§ **EXERCISE BRIEF**
Please copy every line of the records below that holds the word "الحاجب".
* begin STORED ROWS *
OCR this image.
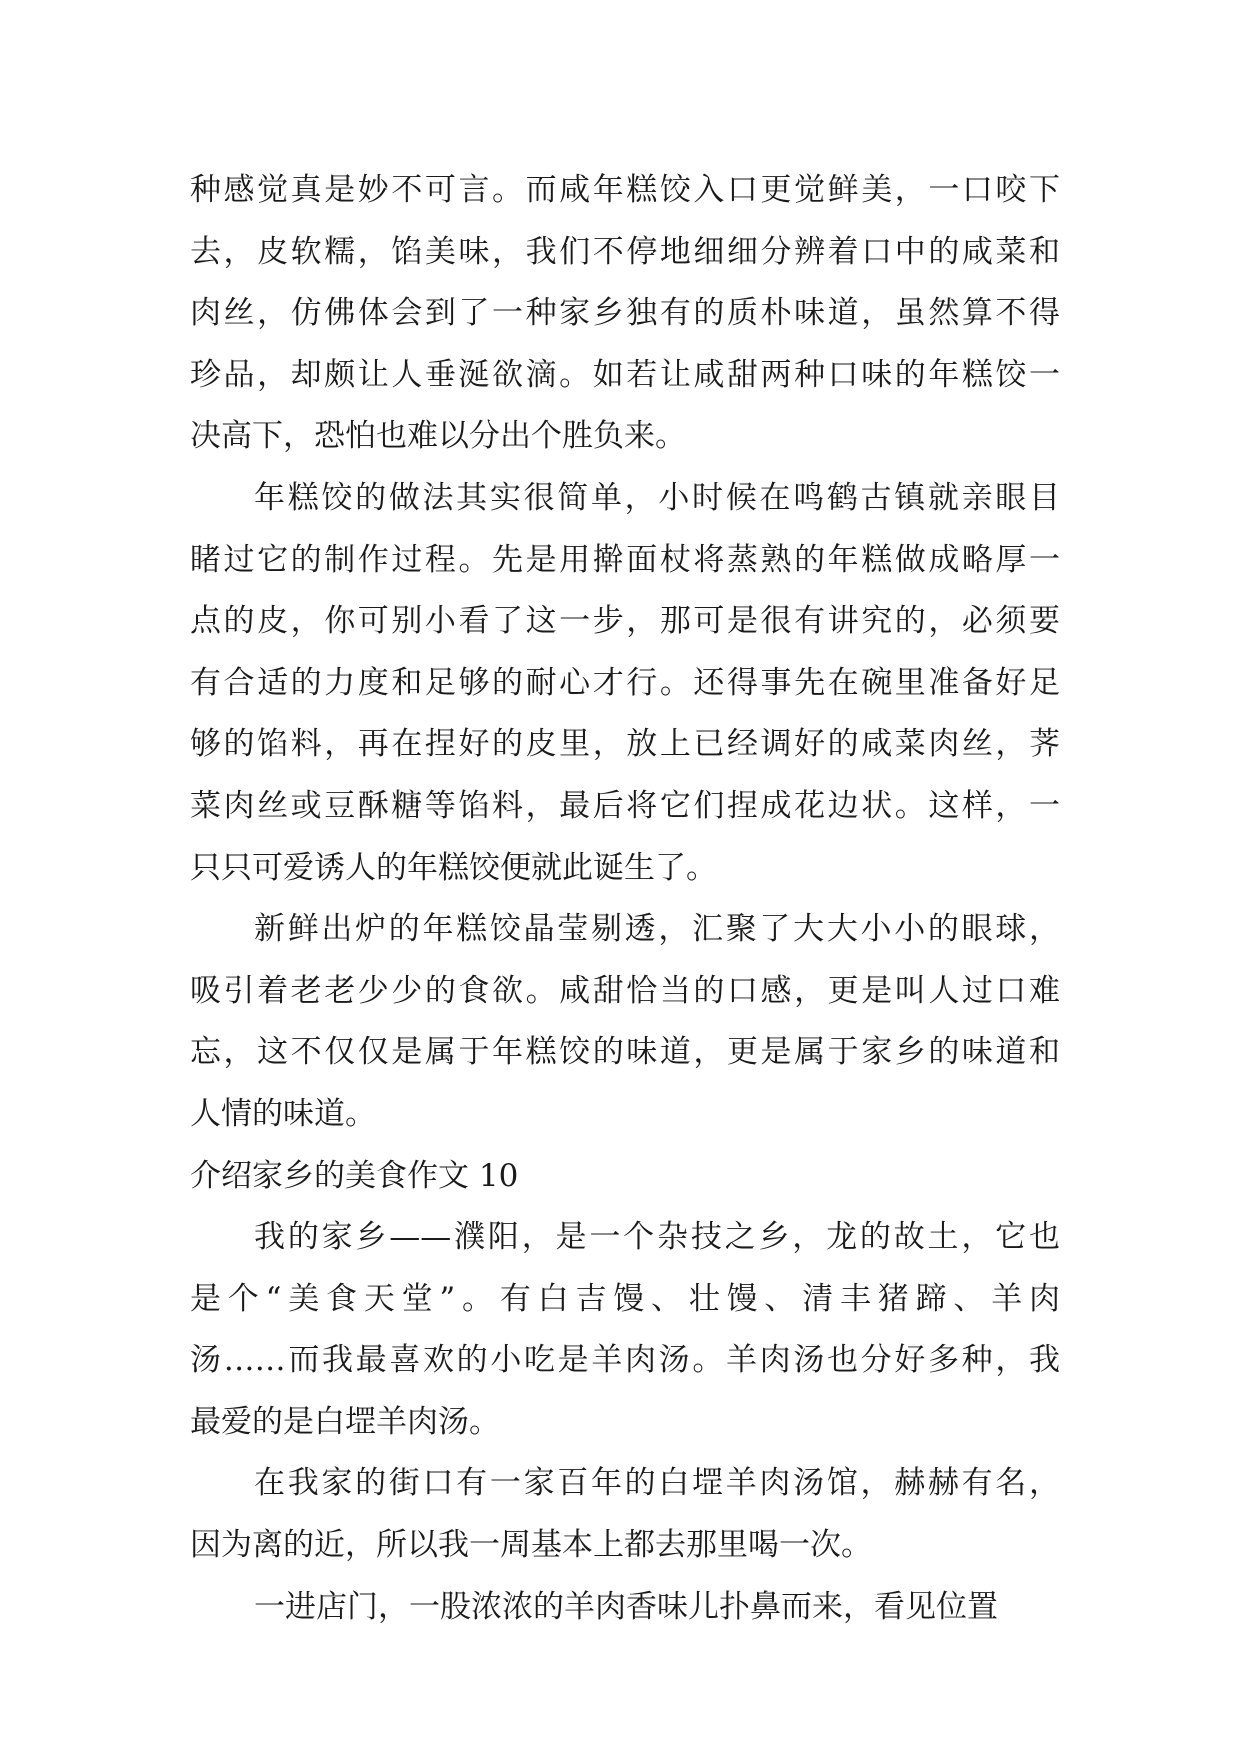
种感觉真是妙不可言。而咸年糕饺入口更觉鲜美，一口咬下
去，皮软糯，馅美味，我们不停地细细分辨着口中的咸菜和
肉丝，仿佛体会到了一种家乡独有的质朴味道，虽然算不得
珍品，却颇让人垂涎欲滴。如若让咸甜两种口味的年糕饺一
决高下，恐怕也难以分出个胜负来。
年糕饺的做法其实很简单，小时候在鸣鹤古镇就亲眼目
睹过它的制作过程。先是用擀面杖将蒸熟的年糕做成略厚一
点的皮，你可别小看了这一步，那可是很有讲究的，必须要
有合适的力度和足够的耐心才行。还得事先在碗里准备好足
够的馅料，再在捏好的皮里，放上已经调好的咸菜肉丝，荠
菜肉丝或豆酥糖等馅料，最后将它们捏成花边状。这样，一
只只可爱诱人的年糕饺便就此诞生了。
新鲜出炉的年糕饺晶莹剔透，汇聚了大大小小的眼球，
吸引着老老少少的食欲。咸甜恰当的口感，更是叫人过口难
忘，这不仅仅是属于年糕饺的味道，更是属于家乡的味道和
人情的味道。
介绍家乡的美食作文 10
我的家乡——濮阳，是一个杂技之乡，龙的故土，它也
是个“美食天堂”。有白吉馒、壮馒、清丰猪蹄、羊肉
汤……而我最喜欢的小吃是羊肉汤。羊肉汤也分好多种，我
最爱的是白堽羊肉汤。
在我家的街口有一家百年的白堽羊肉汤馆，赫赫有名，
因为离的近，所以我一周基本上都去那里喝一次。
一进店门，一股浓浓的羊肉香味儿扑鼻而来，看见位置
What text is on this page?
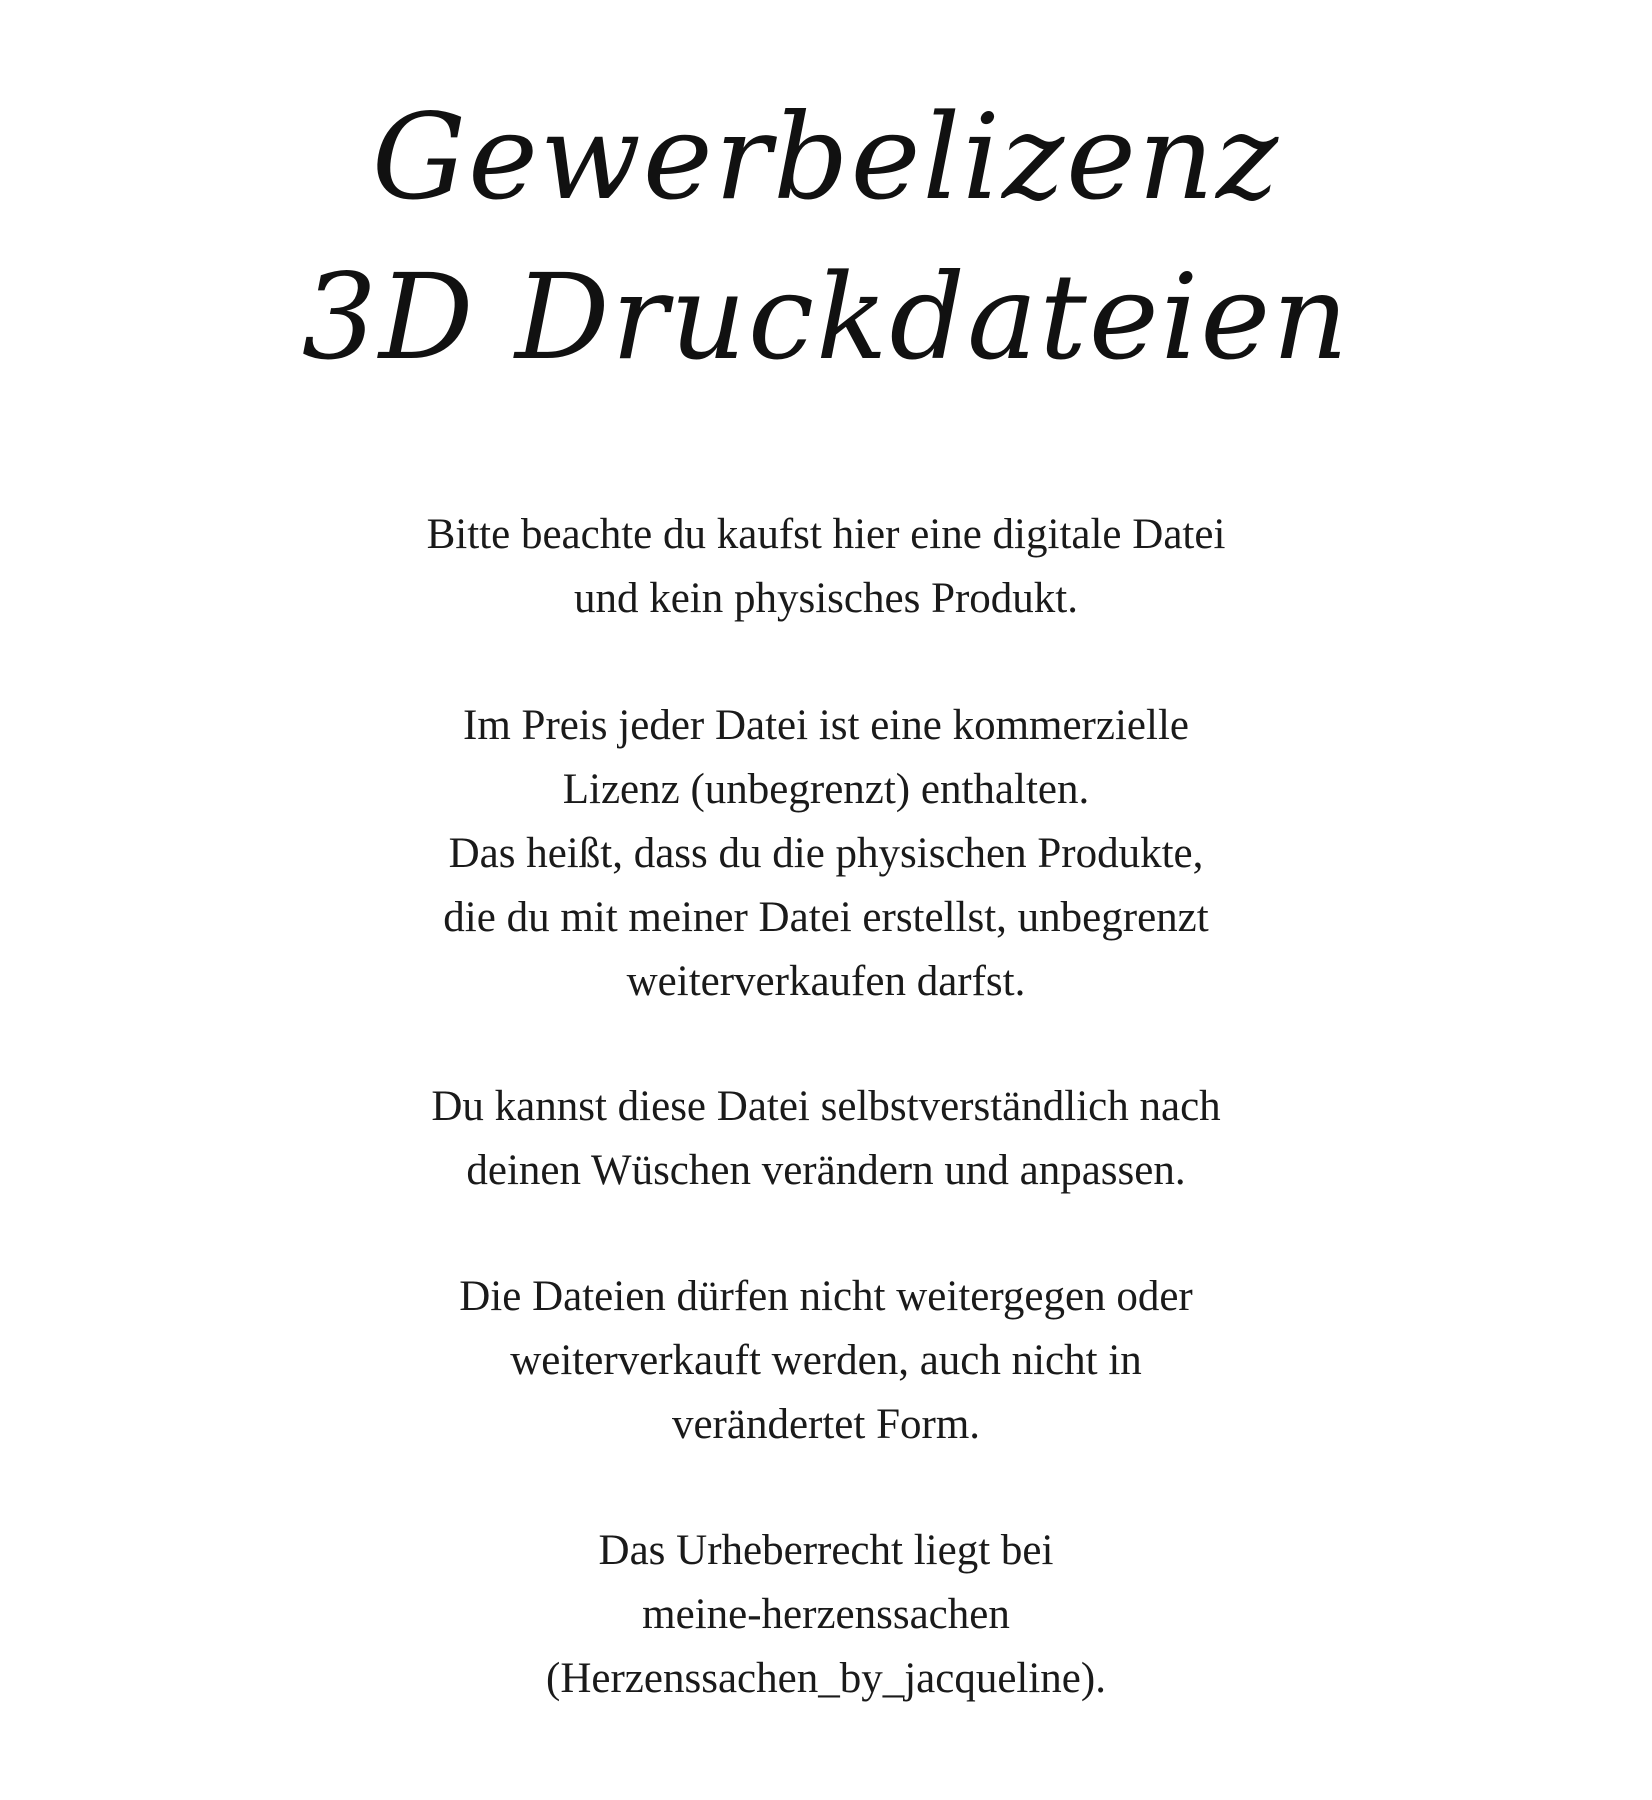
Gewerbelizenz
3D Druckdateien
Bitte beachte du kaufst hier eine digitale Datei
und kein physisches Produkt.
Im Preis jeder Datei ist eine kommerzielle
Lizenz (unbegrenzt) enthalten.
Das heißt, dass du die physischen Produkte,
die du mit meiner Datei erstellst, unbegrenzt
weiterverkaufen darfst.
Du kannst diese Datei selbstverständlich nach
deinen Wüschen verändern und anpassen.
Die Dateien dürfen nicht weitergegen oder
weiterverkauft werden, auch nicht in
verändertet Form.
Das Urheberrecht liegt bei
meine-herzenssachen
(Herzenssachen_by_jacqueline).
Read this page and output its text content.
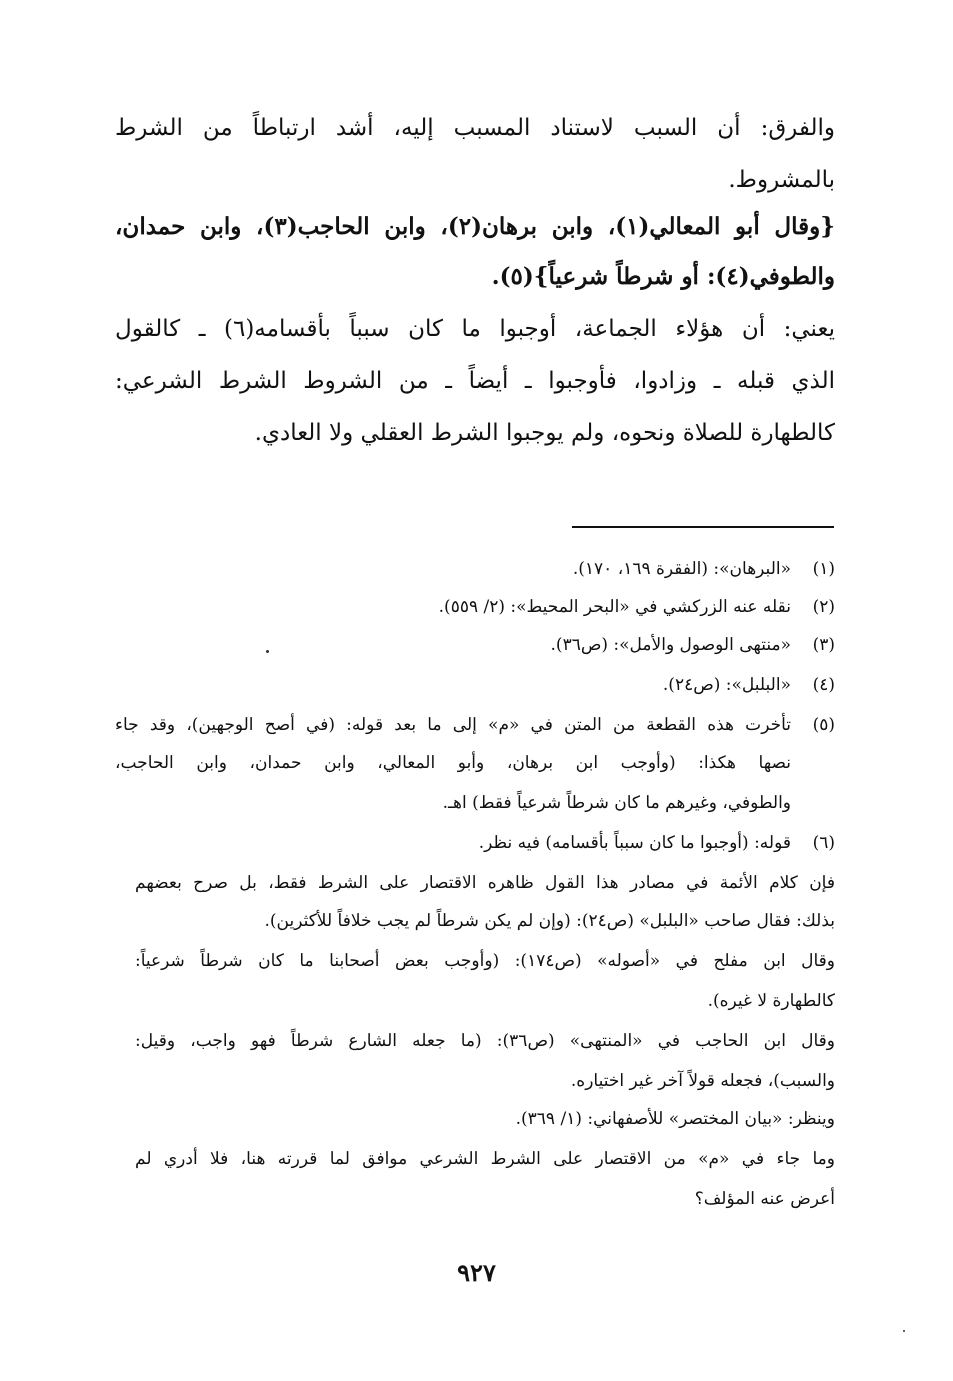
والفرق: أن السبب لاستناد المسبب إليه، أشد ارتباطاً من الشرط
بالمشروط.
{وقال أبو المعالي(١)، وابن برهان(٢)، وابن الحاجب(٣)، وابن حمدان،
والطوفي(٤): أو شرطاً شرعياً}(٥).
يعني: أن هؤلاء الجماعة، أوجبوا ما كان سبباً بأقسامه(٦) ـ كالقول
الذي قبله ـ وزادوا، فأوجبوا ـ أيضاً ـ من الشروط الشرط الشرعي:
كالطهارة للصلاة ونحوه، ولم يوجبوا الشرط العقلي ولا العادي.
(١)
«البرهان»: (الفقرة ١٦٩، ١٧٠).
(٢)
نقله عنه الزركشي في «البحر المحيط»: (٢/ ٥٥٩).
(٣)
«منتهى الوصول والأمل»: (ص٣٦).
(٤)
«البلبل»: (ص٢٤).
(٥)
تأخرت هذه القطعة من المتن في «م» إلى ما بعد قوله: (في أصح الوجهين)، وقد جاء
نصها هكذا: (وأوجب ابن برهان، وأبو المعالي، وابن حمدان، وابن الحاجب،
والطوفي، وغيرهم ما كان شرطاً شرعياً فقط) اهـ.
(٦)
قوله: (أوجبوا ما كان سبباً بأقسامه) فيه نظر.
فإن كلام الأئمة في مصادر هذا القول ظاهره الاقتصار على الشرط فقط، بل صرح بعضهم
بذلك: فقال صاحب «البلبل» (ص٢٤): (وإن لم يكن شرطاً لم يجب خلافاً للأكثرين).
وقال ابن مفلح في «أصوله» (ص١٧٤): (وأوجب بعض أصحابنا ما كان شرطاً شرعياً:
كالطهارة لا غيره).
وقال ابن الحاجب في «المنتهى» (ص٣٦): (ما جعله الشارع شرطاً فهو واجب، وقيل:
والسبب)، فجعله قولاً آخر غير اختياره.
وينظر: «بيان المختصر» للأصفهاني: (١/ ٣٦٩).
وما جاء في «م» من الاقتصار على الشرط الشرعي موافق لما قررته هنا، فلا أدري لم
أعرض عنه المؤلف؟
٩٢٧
* end STORED ROWS *
§ **OUTPUT FOR THIS EXERCISE**
{وقال أبو المعالي(١)، وابن برهان(٢)، وابن الحاجب(٣)، وابن حمدان،
نصها هكذا: (وأوجب ابن برهان، وأبو المعالي، وابن حمدان، وابن الحاجب،
وقال ابن الحاجب في «المنتهى» (ص٣٦): (ما جعله الشارع شرطاً فهو واجب، وقيل:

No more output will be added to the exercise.